PROBLEM: Look through the material below for "name". Copy every line that contains it.
** START RECORDS FOR THE TASK **
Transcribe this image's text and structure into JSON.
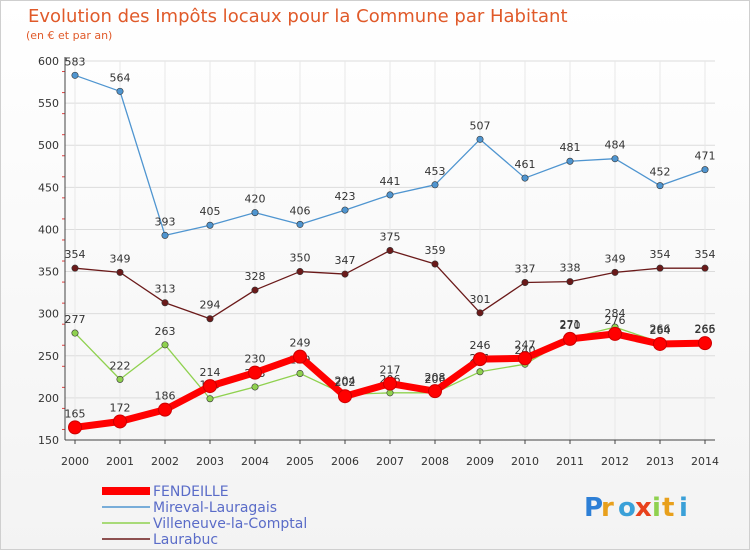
{
  "chart_data": {
    "type": "line",
    "title": "Evolution des Impôts locaux pour la Commune par Habitant",
    "subtitle": "(en € et par an)",
    "x": [
      "2000",
      "2001",
      "2002",
      "2003",
      "2004",
      "2005",
      "2006",
      "2007",
      "2008",
      "2009",
      "2010",
      "2011",
      "2012",
      "2013",
      "2014"
    ],
    "ylim": [
      150,
      600
    ],
    "yticks": [
      150,
      200,
      250,
      300,
      350,
      400,
      450,
      500,
      550,
      600
    ],
    "grid": true,
    "legend_position": "bottom-left",
    "series": [
      {
        "name": "FENDEILLE",
        "color": "#ff0000",
        "values": [
          165,
          172,
          186,
          214,
          230,
          249,
          202,
          217,
          208,
          246,
          247,
          270,
          276,
          264,
          265
        ]
      },
      {
        "name": "Mireval-Lauragais",
        "color": "#4f95d0",
        "values": [
          583,
          564,
          393,
          405,
          420,
          406,
          423,
          441,
          453,
          507,
          461,
          481,
          484,
          452,
          471
        ]
      },
      {
        "name": "Villeneuve-la-Comptal",
        "color": "#8fd14f",
        "values": [
          277,
          222,
          263,
          199,
          213,
          229,
          204,
          206,
          206,
          231,
          240,
          271,
          284,
          266,
          266
        ]
      },
      {
        "name": "Laurabuc",
        "color": "#6b1a1a",
        "values": [
          354,
          349,
          313,
          294,
          328,
          350,
          347,
          375,
          359,
          301,
          337,
          338,
          349,
          354,
          354
        ]
      }
    ]
  },
  "logo": {
    "text": "Proxiti"
  }
}
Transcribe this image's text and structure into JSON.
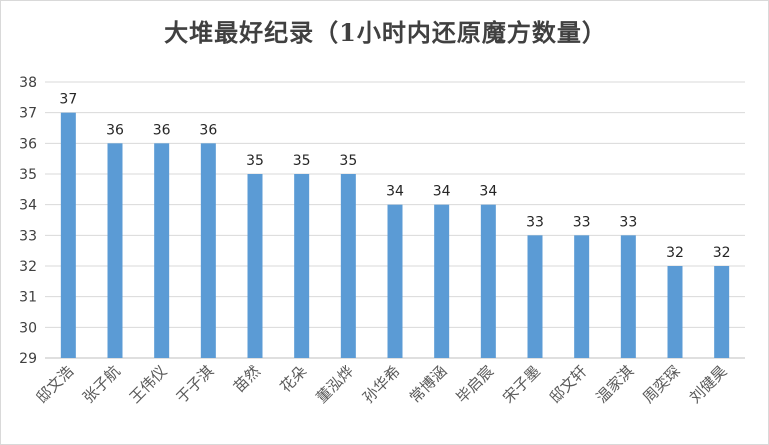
{
  "chart_data": {
    "type": "bar",
    "title": "大堆最好纪录（1小时内还原魔方数量）",
    "xlabel": "",
    "ylabel": "",
    "categories": [
      "邸文浩",
      "张子航",
      "王伟仪",
      "于子淇",
      "苗然",
      "花朵",
      "董泓烨",
      "孙华希",
      "常博涵",
      "毕启宸",
      "宋子墨",
      "邸文轩",
      "温家淇",
      "周奕琛",
      "刘健昊"
    ],
    "values": [
      37,
      36,
      36,
      36,
      35,
      35,
      35,
      34,
      34,
      34,
      33,
      33,
      33,
      32,
      32
    ],
    "ylim": [
      29,
      38
    ],
    "yticks": [
      29,
      30,
      31,
      32,
      33,
      34,
      35,
      36,
      37,
      38
    ],
    "grid": true,
    "legend": "none",
    "colors": {
      "bar": "#5b9bd5",
      "grid": "#d9d9d9",
      "axis": "#bfbfbf",
      "title": "#404040"
    }
  }
}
** END RECORDS FOR THE TASK **
ANSWER TO THE PROBLEM:
        "name": "FENDEILLE",
        "name": "Mireval-Lauragais",
        "name": "Villeneuve-la-Comptal",
        "name": "Laurabuc",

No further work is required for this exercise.